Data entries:
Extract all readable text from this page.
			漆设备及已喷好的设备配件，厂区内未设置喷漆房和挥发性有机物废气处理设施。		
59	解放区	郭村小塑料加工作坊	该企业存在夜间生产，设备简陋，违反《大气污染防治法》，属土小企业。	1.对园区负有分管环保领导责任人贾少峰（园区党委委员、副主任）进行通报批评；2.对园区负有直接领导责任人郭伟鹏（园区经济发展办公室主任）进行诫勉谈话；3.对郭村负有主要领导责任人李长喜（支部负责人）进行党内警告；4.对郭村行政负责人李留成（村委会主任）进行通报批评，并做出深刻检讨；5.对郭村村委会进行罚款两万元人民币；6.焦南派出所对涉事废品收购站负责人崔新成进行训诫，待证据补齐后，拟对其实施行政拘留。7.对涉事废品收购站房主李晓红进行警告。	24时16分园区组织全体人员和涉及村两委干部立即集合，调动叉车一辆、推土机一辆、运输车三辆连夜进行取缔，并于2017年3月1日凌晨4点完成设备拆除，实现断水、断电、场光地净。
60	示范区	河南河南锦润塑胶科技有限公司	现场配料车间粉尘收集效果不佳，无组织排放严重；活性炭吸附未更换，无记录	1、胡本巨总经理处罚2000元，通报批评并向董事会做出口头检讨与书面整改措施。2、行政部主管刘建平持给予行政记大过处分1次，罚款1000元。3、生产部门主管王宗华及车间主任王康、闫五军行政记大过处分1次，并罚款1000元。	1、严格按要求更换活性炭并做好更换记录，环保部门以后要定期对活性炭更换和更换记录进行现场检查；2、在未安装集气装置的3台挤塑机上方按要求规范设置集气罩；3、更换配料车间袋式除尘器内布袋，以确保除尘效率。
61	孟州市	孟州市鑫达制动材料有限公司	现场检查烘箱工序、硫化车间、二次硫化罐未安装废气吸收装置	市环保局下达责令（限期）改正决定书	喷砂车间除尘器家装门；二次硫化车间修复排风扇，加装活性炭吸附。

■ What you will do:
Quote the material exactly, leaving nothing out.

■ Solution to this exercise:
Extract all readable text from this page.
			漆设备及已喷好的设备配件，厂区内未设置喷漆房和挥发性有机物废气处理设施。		
59	解放区	郭村小塑料加工作坊	该企业存在夜间生产，设备简陋，违反《大气污染防治法》，属土小企业。	1.对园区负有分管环保领导责任人贾少峰（园区党委委员、副主任）进行通报批评；2.对园区负有直接领导责任人郭伟鹏（园区经济发展办公室主任）进行诫勉谈话；3.对郭村负有主要领导责任人李长喜（支部负责人）进行党内警告；4.对郭村行政负责人李留成（村委会主任）进行通报批评，并做出深刻检讨；5.对郭村村委会进行罚款两万元人民币；6.焦南派出所对涉事废品收购站负责人崔新成进行训诫，待证据补齐后，拟对其实施行政拘留。7.对涉事废品收购站房主李晓红进行警告。	24时16分园区组织全体人员和涉及村两委干部立即集合，调动叉车一辆、推土机一辆、运输车三辆连夜进行取缔，并于2017年3月1日凌晨4点完成设备拆除，实现断水、断电、场光地净。
60	示范区	河南河南锦润塑胶科技有限公司	现场配料车间粉尘收集效果不佳，无组织排放严重；活性炭吸附未更换，无记录	1、胡本巨总经理处罚2000元，通报批评并向董事会做出口头检讨与书面整改措施。2、行政部主管刘建平持给予行政记大过处分1次，罚款1000元。3、生产部门主管王宗华及车间主任王康、闫五军行政记大过处分1次，并罚款1000元。	1、严格按要求更换活性炭并做好更换记录，环保部门以后要定期对活性炭更换和更换记录进行现场检查；2、在未安装集气装置的3台挤塑机上方按要求规范设置集气罩；3、更换配料车间袋式除尘器内布袋，以确保除尘效率。
61	孟州市	孟州市鑫达制动材料有限公司	现场检查烘箱工序、硫化车间、二次硫化罐未安装废气吸收装置	市环保局下达责令（限期）改正决定书	喷砂车间除尘器家装门；二次硫化车间修复排风扇，加装活性炭吸附。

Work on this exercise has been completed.